__Task instructions__
Output every line from the start of the records down to the line containing "- staticText: 首选科目: [55, 434, 169, 470]", both included, as a JSON list of strings with one string per line. Omit blank lines.

Annotated element listings:
:::
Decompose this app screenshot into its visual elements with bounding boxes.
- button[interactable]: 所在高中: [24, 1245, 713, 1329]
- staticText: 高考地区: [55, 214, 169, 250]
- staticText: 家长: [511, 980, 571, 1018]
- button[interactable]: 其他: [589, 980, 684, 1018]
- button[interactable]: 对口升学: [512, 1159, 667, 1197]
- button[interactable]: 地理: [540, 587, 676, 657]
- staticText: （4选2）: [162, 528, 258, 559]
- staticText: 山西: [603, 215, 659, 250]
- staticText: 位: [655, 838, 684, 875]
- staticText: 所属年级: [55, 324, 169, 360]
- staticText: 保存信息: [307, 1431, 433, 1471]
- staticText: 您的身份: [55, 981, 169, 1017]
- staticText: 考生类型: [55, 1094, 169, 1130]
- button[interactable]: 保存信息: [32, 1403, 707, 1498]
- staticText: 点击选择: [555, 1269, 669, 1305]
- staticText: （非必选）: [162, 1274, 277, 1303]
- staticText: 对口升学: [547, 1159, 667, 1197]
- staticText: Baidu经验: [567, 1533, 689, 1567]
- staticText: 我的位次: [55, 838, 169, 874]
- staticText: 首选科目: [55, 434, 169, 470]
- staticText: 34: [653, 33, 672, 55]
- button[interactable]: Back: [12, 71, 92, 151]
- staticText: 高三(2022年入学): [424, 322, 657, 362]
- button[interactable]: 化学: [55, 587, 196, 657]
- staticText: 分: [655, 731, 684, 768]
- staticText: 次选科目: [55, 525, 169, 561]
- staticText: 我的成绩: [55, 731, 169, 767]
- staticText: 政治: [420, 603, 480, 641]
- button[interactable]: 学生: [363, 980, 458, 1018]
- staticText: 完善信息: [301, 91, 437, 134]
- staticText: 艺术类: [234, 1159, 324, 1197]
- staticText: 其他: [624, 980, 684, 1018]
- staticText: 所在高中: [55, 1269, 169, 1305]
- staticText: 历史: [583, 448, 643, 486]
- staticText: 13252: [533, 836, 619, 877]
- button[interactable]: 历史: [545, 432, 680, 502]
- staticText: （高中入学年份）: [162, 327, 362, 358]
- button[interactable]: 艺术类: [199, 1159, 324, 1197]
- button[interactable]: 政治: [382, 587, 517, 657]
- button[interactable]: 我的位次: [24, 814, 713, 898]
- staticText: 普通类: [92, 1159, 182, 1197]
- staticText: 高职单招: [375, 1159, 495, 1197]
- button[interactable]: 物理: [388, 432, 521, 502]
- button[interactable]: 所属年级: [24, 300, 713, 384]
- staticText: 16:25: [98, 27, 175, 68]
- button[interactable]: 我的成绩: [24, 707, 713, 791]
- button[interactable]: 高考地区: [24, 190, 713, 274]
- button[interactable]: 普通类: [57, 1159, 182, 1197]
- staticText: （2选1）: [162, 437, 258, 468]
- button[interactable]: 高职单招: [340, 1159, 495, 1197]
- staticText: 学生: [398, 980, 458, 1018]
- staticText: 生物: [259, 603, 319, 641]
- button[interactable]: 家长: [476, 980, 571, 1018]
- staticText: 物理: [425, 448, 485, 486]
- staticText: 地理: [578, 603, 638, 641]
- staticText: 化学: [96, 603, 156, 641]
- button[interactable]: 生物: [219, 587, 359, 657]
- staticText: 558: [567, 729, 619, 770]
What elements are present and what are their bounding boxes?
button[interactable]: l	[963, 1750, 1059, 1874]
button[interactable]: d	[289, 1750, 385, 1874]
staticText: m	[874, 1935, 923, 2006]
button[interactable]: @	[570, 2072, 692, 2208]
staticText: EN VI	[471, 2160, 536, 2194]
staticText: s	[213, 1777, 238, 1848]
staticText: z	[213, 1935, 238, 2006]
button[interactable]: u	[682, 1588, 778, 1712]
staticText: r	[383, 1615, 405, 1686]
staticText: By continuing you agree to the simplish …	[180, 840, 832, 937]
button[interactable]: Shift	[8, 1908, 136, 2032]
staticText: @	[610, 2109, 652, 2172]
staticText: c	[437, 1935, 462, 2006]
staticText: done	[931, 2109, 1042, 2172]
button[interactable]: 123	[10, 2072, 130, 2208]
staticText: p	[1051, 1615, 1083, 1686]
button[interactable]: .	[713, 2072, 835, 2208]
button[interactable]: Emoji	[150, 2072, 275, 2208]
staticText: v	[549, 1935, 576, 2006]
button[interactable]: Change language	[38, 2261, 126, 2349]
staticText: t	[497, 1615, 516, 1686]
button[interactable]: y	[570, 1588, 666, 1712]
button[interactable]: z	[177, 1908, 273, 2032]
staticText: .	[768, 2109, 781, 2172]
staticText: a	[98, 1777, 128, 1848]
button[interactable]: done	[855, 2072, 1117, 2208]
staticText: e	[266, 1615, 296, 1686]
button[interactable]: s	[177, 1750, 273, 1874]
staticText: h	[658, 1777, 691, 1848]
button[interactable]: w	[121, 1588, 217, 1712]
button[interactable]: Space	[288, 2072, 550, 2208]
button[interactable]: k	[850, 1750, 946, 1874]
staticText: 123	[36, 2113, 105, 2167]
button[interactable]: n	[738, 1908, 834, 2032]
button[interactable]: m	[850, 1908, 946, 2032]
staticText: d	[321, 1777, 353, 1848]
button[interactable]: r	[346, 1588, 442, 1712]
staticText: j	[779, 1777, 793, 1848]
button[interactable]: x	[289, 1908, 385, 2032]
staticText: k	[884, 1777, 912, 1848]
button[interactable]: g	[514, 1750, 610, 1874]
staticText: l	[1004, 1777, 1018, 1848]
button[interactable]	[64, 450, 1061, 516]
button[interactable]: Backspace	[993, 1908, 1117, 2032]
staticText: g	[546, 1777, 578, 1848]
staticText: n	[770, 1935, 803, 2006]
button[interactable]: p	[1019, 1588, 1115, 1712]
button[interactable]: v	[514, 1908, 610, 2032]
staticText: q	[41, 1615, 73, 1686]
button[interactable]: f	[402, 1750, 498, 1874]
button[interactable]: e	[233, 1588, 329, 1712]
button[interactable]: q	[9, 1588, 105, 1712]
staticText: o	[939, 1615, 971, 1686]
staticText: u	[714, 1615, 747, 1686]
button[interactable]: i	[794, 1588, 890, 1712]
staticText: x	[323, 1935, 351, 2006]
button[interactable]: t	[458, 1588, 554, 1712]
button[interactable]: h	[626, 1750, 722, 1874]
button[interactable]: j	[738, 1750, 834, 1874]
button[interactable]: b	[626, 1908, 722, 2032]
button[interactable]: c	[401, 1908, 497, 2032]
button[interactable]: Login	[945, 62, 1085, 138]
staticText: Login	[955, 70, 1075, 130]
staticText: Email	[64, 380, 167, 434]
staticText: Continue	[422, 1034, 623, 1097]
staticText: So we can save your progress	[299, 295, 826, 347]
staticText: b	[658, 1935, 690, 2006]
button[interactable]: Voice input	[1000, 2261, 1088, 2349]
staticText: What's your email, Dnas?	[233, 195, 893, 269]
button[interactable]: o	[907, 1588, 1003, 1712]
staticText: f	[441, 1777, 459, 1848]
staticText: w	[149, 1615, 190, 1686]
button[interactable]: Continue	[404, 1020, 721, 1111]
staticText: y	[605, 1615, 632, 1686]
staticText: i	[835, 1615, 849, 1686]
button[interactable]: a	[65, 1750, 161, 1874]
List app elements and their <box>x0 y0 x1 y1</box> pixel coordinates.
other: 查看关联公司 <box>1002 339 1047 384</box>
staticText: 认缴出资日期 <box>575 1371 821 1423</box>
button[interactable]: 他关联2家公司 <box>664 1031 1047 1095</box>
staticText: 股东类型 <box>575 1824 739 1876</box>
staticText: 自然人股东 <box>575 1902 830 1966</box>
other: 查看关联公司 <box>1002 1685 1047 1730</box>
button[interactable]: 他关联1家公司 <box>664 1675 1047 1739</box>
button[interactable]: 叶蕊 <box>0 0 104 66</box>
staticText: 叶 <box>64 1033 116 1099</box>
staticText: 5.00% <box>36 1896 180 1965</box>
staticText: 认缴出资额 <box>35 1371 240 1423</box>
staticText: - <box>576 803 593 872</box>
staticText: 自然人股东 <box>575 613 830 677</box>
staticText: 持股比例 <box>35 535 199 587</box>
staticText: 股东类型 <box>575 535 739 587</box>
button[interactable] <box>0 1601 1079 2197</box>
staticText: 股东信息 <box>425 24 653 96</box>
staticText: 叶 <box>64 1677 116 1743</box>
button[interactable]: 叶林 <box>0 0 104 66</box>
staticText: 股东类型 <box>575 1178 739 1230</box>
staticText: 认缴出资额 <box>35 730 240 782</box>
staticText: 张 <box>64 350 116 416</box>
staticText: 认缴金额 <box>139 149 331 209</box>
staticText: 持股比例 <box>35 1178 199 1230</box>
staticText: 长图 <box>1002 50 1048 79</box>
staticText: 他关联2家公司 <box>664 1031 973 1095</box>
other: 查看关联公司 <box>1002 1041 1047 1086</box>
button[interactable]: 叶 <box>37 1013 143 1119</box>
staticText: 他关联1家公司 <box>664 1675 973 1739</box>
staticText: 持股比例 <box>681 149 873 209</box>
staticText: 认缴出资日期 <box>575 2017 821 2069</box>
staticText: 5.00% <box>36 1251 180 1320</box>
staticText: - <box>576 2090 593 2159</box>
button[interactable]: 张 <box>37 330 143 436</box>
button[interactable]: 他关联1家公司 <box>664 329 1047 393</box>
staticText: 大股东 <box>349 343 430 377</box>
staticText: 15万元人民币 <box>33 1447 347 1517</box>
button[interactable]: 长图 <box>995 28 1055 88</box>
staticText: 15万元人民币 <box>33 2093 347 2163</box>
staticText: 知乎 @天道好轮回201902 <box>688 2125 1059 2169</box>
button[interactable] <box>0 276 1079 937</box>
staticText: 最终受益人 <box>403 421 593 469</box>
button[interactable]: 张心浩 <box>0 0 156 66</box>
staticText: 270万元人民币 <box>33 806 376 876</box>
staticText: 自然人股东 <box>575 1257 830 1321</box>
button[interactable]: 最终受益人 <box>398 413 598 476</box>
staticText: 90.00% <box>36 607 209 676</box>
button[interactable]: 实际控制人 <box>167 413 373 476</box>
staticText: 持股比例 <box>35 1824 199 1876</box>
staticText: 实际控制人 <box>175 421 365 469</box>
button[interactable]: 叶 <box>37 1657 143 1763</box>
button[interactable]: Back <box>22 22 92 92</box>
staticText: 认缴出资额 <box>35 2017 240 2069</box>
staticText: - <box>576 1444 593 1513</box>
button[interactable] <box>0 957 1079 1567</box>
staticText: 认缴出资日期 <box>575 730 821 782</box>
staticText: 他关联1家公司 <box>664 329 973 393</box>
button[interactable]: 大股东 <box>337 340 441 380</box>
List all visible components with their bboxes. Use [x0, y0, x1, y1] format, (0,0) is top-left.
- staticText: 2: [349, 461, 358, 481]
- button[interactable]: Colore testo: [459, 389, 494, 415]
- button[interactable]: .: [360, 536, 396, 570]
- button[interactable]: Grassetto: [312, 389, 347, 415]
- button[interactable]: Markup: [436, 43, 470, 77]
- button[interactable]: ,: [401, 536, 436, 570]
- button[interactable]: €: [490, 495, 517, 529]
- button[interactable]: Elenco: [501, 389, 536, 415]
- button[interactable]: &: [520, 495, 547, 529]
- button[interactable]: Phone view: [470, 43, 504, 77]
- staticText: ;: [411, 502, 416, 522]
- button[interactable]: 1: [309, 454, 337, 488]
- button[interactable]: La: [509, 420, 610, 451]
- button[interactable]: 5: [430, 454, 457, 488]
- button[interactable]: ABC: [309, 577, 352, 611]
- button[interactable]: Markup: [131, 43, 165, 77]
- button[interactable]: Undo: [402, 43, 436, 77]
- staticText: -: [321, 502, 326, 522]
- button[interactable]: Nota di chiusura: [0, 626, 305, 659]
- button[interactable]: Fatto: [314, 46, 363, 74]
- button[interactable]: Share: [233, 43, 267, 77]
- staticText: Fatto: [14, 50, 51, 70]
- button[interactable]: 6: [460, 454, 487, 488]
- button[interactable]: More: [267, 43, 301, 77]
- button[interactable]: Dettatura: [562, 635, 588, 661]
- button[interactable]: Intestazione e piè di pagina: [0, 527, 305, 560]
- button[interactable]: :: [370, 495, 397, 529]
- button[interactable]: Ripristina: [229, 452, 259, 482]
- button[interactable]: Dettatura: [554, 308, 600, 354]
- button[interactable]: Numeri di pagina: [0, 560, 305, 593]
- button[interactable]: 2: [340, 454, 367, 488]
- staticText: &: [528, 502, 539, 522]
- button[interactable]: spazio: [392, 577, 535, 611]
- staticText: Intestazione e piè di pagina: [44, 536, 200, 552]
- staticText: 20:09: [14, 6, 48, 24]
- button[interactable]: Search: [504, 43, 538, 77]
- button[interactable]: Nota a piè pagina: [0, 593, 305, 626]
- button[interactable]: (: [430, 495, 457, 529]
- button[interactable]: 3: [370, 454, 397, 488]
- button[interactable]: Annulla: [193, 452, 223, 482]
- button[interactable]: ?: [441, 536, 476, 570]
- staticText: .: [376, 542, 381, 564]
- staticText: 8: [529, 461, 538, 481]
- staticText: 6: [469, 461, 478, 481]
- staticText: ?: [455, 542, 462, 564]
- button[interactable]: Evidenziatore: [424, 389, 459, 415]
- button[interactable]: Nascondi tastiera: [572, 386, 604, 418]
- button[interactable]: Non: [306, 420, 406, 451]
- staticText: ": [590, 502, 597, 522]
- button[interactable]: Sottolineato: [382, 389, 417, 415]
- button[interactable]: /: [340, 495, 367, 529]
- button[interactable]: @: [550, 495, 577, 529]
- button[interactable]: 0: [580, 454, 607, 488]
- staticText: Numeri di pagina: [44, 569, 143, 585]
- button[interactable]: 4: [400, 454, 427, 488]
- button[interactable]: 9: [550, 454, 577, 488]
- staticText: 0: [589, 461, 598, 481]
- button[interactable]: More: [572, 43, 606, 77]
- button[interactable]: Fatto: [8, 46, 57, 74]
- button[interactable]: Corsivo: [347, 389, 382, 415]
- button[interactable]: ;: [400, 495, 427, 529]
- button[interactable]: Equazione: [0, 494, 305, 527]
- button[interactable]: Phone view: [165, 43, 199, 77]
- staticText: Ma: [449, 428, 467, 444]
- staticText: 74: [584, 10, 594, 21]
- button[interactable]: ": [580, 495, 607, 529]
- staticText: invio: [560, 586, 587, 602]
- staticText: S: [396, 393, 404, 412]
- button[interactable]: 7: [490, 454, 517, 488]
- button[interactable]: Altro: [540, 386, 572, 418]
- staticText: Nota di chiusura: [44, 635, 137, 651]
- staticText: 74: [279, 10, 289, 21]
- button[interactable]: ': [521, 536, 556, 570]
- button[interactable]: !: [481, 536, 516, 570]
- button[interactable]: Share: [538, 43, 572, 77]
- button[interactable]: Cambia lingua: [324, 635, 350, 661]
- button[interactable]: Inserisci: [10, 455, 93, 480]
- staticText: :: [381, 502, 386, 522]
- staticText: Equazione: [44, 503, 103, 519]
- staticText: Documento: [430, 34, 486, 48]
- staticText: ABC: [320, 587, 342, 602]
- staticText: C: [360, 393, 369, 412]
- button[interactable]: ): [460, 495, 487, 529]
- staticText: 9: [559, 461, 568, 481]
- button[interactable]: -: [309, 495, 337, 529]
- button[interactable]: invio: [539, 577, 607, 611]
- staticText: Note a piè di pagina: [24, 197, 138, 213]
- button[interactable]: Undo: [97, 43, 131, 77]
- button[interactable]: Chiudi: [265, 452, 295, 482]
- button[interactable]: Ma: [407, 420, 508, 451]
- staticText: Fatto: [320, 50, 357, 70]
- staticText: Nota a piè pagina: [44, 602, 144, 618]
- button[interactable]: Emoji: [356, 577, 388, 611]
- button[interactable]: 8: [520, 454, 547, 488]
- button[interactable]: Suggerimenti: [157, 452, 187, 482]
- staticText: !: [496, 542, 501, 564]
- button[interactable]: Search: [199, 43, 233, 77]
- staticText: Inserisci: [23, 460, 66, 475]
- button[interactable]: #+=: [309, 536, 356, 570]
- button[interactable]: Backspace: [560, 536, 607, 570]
:::
__Exercise answer__
[
  "Decompose this app screenshot into its visual elements with bounding boxes.",
  "- button[interactable]: 所在高中: [24, 1245, 713, 1329]",
  "- staticText: 高考地区: [55, 214, 169, 250]",
  "- staticText: 家长: [511, 980, 571, 1018]",
  "- button[interactable]: 其他: [589, 980, 684, 1018]",
  "- button[interactable]: 对口升学: [512, 1159, 667, 1197]",
  "- button[interactable]: 地理: [540, 587, 676, 657]",
  "- staticText: （4选2）: [162, 528, 258, 559]",
  "- staticText: 山西: [603, 215, 659, 250]",
  "- staticText: 位: [655, 838, 684, 875]",
  "- staticText: 所属年级: [55, 324, 169, 360]",
  "- staticText: 保存信息: [307, 1431, 433, 1471]",
  "- staticText: 您的身份: [55, 981, 169, 1017]",
  "- staticText: 考生类型: [55, 1094, 169, 1130]",
  "- button[interactable]: 保存信息: [32, 1403, 707, 1498]",
  "- staticText: 点击选择: [555, 1269, 669, 1305]",
  "- staticText: （非必选）: [162, 1274, 277, 1303]",
  "- staticText: 对口升学: [547, 1159, 667, 1197]",
  "- staticText: Baidu经验: [567, 1533, 689, 1567]",
  "- staticText: 我的位次: [55, 838, 169, 874]",
  "- staticText: 首选科目: [55, 434, 169, 470]"
]